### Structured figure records
·····

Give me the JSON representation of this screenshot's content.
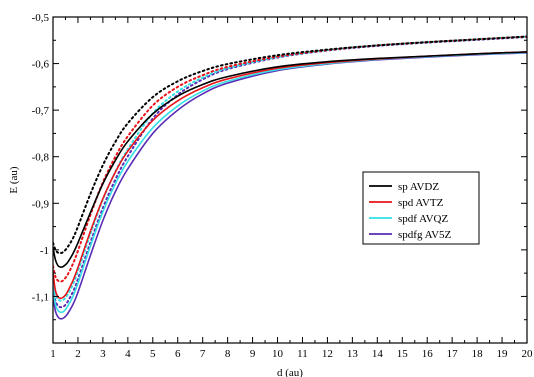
{
  "chart_data": {
    "type": "line",
    "title": "",
    "xlabel": "d (au)",
    "ylabel": "E (au)",
    "xlim": [
      1,
      20
    ],
    "ylim": [
      -1.2,
      -0.5
    ],
    "xticks": [
      1,
      2,
      3,
      4,
      5,
      6,
      7,
      8,
      9,
      10,
      11,
      12,
      13,
      14,
      15,
      16,
      17,
      18,
      19,
      20
    ],
    "yticks": [
      -1.2,
      -1.1,
      -1.0,
      -0.9,
      -0.8,
      -0.7,
      -0.6,
      -0.5
    ],
    "ytick_labels": [
      "",
      "-1,1",
      "-1",
      "-0,9",
      "-0,8",
      "-0,7",
      "-0,6",
      "-0,5"
    ],
    "grid": false,
    "legend_position": "center-right",
    "series": [
      {
        "name": "sp AVDZ",
        "color": "#000000",
        "solid": {
          "x": [
            1.0,
            1.1,
            1.2,
            1.3,
            1.4,
            1.5,
            1.6,
            1.8,
            2.0,
            2.5,
            3.0,
            3.5,
            4.0,
            5.0,
            6.0,
            7.0,
            8.0,
            10.0,
            12.0,
            14.0,
            16.0,
            18.0,
            20.0
          ],
          "y": [
            -0.995,
            -1.022,
            -1.034,
            -1.037,
            -1.036,
            -1.032,
            -1.026,
            -1.008,
            -0.985,
            -0.92,
            -0.858,
            -0.808,
            -0.767,
            -0.708,
            -0.67,
            -0.645,
            -0.628,
            -0.607,
            -0.596,
            -0.589,
            -0.584,
            -0.579,
            -0.575
          ]
        },
        "dotted": {
          "x": [
            1.0,
            1.1,
            1.2,
            1.3,
            1.4,
            1.5,
            1.6,
            1.8,
            2.0,
            2.5,
            3.0,
            3.5,
            4.0,
            5.0,
            6.0,
            7.0,
            8.0,
            10.0,
            12.0,
            14.0,
            16.0,
            18.0,
            20.0
          ],
          "y": [
            -0.985,
            -1.0,
            -1.006,
            -1.007,
            -1.005,
            -1.0,
            -0.993,
            -0.975,
            -0.95,
            -0.88,
            -0.818,
            -0.768,
            -0.728,
            -0.672,
            -0.638,
            -0.616,
            -0.601,
            -0.582,
            -0.57,
            -0.561,
            -0.554,
            -0.548,
            -0.542
          ]
        }
      },
      {
        "name": "spd AVTZ",
        "color": "#e8141a",
        "solid": {
          "x": [
            1.0,
            1.1,
            1.2,
            1.3,
            1.4,
            1.5,
            1.6,
            1.8,
            2.0,
            2.5,
            3.0,
            3.5,
            4.0,
            5.0,
            6.0,
            7.0,
            8.0,
            10.0,
            12.0,
            14.0,
            16.0,
            18.0,
            20.0
          ],
          "y": [
            -1.05,
            -1.088,
            -1.101,
            -1.104,
            -1.102,
            -1.097,
            -1.088,
            -1.066,
            -1.038,
            -0.96,
            -0.89,
            -0.833,
            -0.788,
            -0.722,
            -0.68,
            -0.652,
            -0.633,
            -0.61,
            -0.598,
            -0.59,
            -0.584,
            -0.579,
            -0.575
          ]
        },
        "dotted": {
          "x": [
            1.0,
            1.1,
            1.2,
            1.3,
            1.4,
            1.5,
            1.6,
            1.8,
            2.0,
            2.5,
            3.0,
            3.5,
            4.0,
            5.0,
            6.0,
            7.0,
            8.0,
            10.0,
            12.0,
            14.0,
            16.0,
            18.0,
            20.0
          ],
          "y": [
            -1.035,
            -1.058,
            -1.066,
            -1.068,
            -1.066,
            -1.06,
            -1.052,
            -1.03,
            -1.002,
            -0.925,
            -0.855,
            -0.8,
            -0.756,
            -0.69,
            -0.65,
            -0.625,
            -0.607,
            -0.585,
            -0.571,
            -0.561,
            -0.554,
            -0.548,
            -0.542
          ]
        }
      },
      {
        "name": "spdf AVQZ",
        "color": "#33e0e6",
        "solid": {
          "x": [
            1.0,
            1.1,
            1.2,
            1.3,
            1.4,
            1.5,
            1.6,
            1.8,
            2.0,
            2.5,
            3.0,
            3.5,
            4.0,
            5.0,
            6.0,
            7.0,
            8.0,
            10.0,
            12.0,
            14.0,
            16.0,
            18.0,
            20.0
          ],
          "y": [
            -1.085,
            -1.118,
            -1.13,
            -1.134,
            -1.133,
            -1.128,
            -1.12,
            -1.1,
            -1.072,
            -0.992,
            -0.918,
            -0.858,
            -0.81,
            -0.738,
            -0.691,
            -0.659,
            -0.638,
            -0.613,
            -0.6,
            -0.591,
            -0.585,
            -0.58,
            -0.576
          ]
        },
        "dotted": {
          "x": [
            1.0,
            1.1,
            1.2,
            1.3,
            1.4,
            1.5,
            1.6,
            1.8,
            2.0,
            2.5,
            3.0,
            3.5,
            4.0,
            5.0,
            6.0,
            7.0,
            8.0,
            10.0,
            12.0,
            14.0,
            16.0,
            18.0,
            20.0
          ],
          "y": [
            -1.07,
            -1.096,
            -1.106,
            -1.109,
            -1.108,
            -1.103,
            -1.095,
            -1.074,
            -1.046,
            -0.966,
            -0.892,
            -0.832,
            -0.784,
            -0.707,
            -0.66,
            -0.63,
            -0.61,
            -0.586,
            -0.571,
            -0.561,
            -0.554,
            -0.548,
            -0.542
          ]
        }
      },
      {
        "name": "spdfg AV5Z",
        "color": "#5a2db4",
        "solid": {
          "x": [
            1.0,
            1.1,
            1.2,
            1.3,
            1.4,
            1.5,
            1.6,
            1.8,
            2.0,
            2.5,
            3.0,
            3.5,
            4.0,
            5.0,
            6.0,
            7.0,
            8.0,
            10.0,
            12.0,
            14.0,
            16.0,
            18.0,
            20.0
          ],
          "y": [
            -1.1,
            -1.132,
            -1.144,
            -1.148,
            -1.147,
            -1.143,
            -1.136,
            -1.117,
            -1.091,
            -1.012,
            -0.937,
            -0.875,
            -0.826,
            -0.75,
            -0.7,
            -0.665,
            -0.642,
            -0.615,
            -0.601,
            -0.592,
            -0.586,
            -0.581,
            -0.577
          ]
        },
        "dotted": {
          "x": [
            1.0,
            1.1,
            1.2,
            1.3,
            1.4,
            1.5,
            1.6,
            1.8,
            2.0,
            2.5,
            3.0,
            3.5,
            4.0,
            5.0,
            6.0,
            7.0,
            8.0,
            10.0,
            12.0,
            14.0,
            16.0,
            18.0,
            20.0
          ],
          "y": [
            -1.085,
            -1.11,
            -1.12,
            -1.123,
            -1.122,
            -1.118,
            -1.11,
            -1.09,
            -1.063,
            -0.984,
            -0.91,
            -0.849,
            -0.799,
            -0.718,
            -0.667,
            -0.634,
            -0.612,
            -0.587,
            -0.572,
            -0.562,
            -0.555,
            -0.549,
            -0.543
          ]
        }
      }
    ]
  }
}
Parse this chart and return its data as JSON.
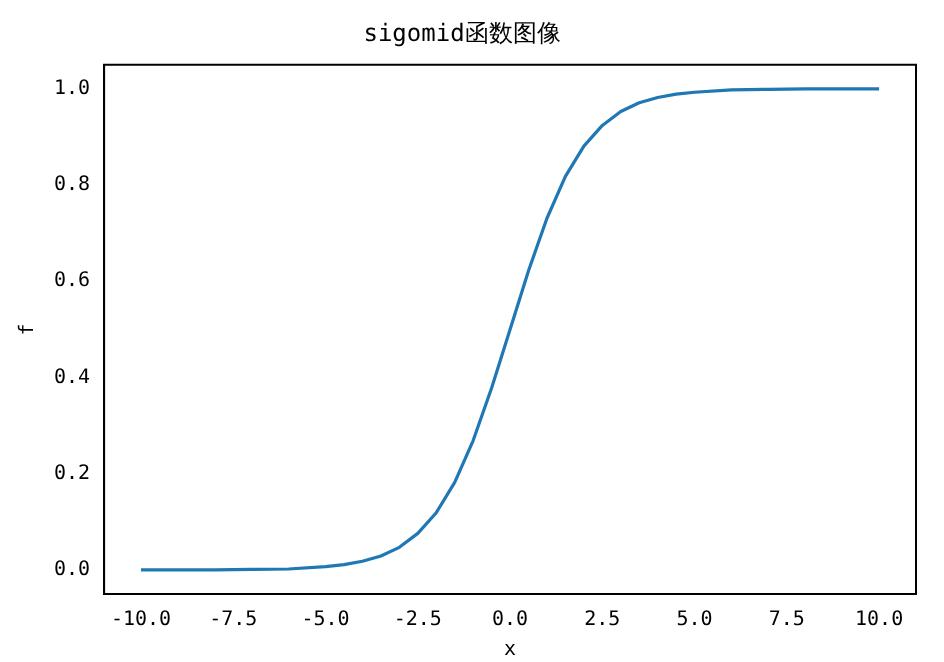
{
  "chart_data": {
    "type": "line",
    "title": "sigomid函数图像",
    "xlabel": "x",
    "ylabel": "f",
    "x": [
      -10,
      -9,
      -8,
      -7,
      -6,
      -5,
      -4.5,
      -4,
      -3.5,
      -3,
      -2.5,
      -2,
      -1.5,
      -1,
      -0.5,
      0,
      0.5,
      1,
      1.5,
      2,
      2.5,
      3,
      3.5,
      4,
      4.5,
      5,
      6,
      7,
      8,
      9,
      10
    ],
    "series": [
      {
        "color": "#1f77b4",
        "values": [
          0,
          0,
          0,
          0.001,
          0.002,
          0.007,
          0.011,
          0.018,
          0.029,
          0.047,
          0.076,
          0.119,
          0.182,
          0.269,
          0.378,
          0.5,
          0.622,
          0.731,
          0.818,
          0.881,
          0.924,
          0.953,
          0.971,
          0.982,
          0.989,
          0.993,
          0.998,
          0.999,
          1,
          1,
          1
        ]
      }
    ],
    "xlim": [
      -11,
      11
    ],
    "ylim": [
      -0.05,
      1.05
    ],
    "xticks": [
      {
        "value": -10,
        "label": "-10.0"
      },
      -7.5,
      {
        "value": -5,
        "label": "-5.0"
      },
      -2.5,
      {
        "value": 0,
        "label": "0.0"
      },
      2.5,
      {
        "value": 5,
        "label": "5.0"
      },
      7.5,
      {
        "value": 10,
        "label": "10.0"
      }
    ],
    "yticks": [
      {
        "value": 0,
        "label": "0.0"
      },
      {
        "value": 0.2,
        "label": "0.2"
      },
      {
        "value": 0.4,
        "label": "0.4"
      },
      {
        "value": 0.6,
        "label": "0.6"
      },
      {
        "value": 0.8,
        "label": "0.8"
      },
      {
        "value": 1,
        "label": "1.0"
      }
    ],
    "grid": false,
    "legend": false,
    "marker": "none",
    "line_style": "solid"
  }
}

·····

### GOAL
Search the lines above for the string "color", then show every one that has it.

### OUTPUT BELOW
        "color": "#000000",
        "color": "#e8141a",
        "color": "#33e0e6",
        "color": "#5a2db4",
        "color": "#1f77b4",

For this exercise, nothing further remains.